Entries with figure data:
▼▼▼

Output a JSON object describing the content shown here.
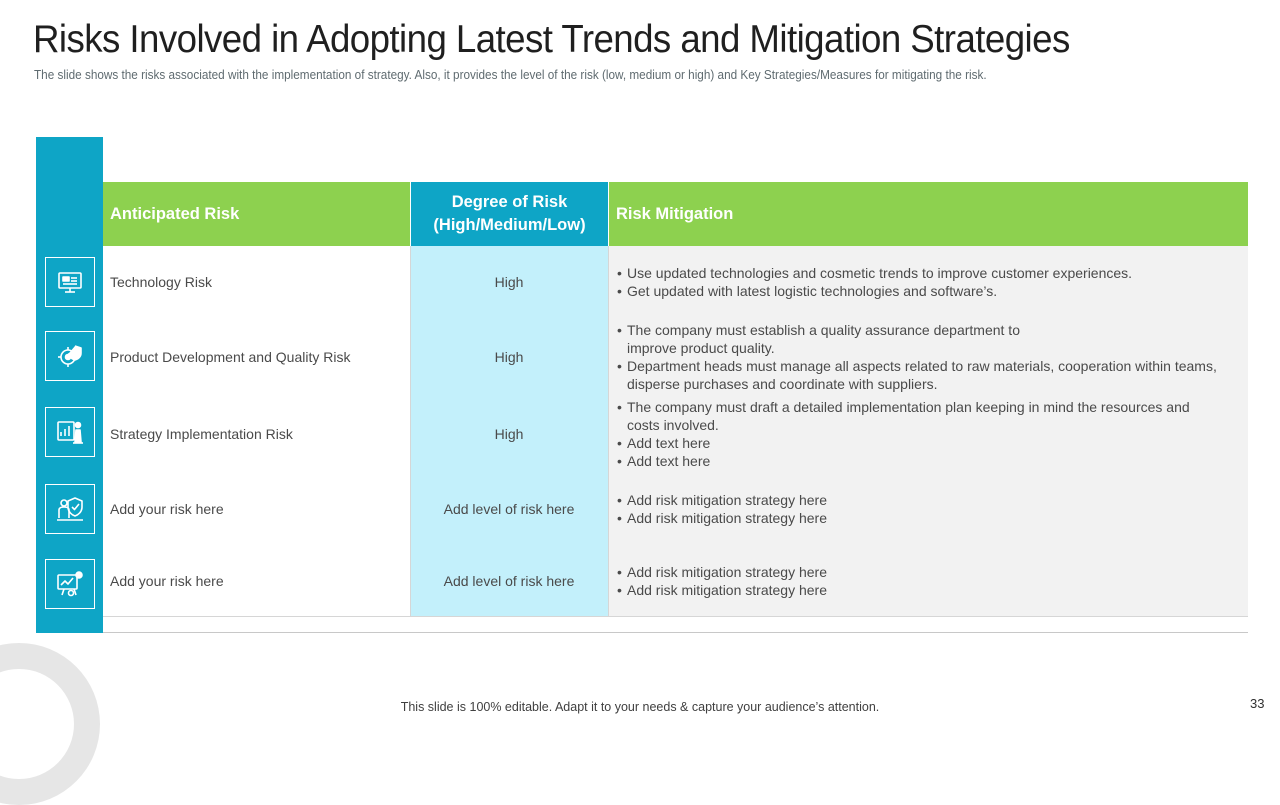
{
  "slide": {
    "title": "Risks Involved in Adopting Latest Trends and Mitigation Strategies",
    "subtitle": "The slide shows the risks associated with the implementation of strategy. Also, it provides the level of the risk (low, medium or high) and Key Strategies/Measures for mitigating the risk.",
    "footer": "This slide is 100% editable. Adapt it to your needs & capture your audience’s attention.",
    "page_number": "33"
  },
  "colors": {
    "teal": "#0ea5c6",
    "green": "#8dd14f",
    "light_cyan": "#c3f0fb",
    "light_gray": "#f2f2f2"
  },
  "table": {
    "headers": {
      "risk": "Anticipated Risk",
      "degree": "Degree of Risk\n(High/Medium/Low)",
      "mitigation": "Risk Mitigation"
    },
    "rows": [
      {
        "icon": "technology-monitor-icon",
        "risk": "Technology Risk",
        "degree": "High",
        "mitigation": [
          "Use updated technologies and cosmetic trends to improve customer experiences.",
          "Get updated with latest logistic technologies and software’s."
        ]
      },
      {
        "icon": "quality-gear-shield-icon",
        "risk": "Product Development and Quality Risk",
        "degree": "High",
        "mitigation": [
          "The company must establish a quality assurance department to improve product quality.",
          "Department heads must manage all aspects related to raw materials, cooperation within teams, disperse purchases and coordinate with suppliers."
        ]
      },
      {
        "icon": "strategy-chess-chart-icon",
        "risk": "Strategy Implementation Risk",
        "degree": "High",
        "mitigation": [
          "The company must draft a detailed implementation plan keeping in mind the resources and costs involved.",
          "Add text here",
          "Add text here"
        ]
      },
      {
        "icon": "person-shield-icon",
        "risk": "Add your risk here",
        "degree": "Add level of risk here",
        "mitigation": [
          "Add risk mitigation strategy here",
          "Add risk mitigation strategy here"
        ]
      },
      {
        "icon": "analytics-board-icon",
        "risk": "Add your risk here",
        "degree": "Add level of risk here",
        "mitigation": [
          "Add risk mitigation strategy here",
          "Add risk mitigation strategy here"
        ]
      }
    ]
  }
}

▲▲▲

WRITTEN TASK: Retype each record exactly as it stands, but do not include the pictures.

RESULT BELOW:
Output a JSON object describing the content shown here.
{
  "slide": {
    "title": "Risks Involved in Adopting Latest Trends and Mitigation Strategies",
    "subtitle": "The slide shows the risks associated with the implementation of strategy. Also, it provides the level of the risk (low, medium or high) and Key Strategies/Measures for mitigating the risk.",
    "footer": "This slide is 100% editable. Adapt it to your needs & capture your audience’s attention.",
    "page_number": "33"
  },
  "colors": {
    "teal": "#0ea5c6",
    "green": "#8dd14f",
    "light_cyan": "#c3f0fb",
    "light_gray": "#f2f2f2"
  },
  "table": {
    "headers": {
      "risk": "Anticipated Risk",
      "degree": "Degree of Risk\n(High/Medium/Low)",
      "mitigation": "Risk Mitigation"
    },
    "rows": [
      {
        "icon": "technology-monitor-icon",
        "risk": "Technology Risk",
        "degree": "High",
        "mitigation": [
          "Use updated technologies and cosmetic trends to improve customer experiences.",
          "Get updated with latest logistic technologies and software’s."
        ]
      },
      {
        "icon": "quality-gear-shield-icon",
        "risk": "Product Development and Quality Risk",
        "degree": "High",
        "mitigation": [
          "The company must establish a quality assurance department to improve product quality.",
          "Department heads must manage all aspects related to raw materials, cooperation within teams, disperse purchases and coordinate with suppliers."
        ]
      },
      {
        "icon": "strategy-chess-chart-icon",
        "risk": "Strategy Implementation Risk",
        "degree": "High",
        "mitigation": [
          "The company must draft a detailed implementation plan keeping in mind the resources and costs involved.",
          "Add text here",
          "Add text here"
        ]
      },
      {
        "icon": "person-shield-icon",
        "risk": "Add your risk here",
        "degree": "Add level of risk here",
        "mitigation": [
          "Add risk mitigation strategy here",
          "Add risk mitigation strategy here"
        ]
      },
      {
        "icon": "analytics-board-icon",
        "risk": "Add your risk here",
        "degree": "Add level of risk here",
        "mitigation": [
          "Add risk mitigation strategy here",
          "Add risk mitigation strategy here"
        ]
      }
    ]
  }
}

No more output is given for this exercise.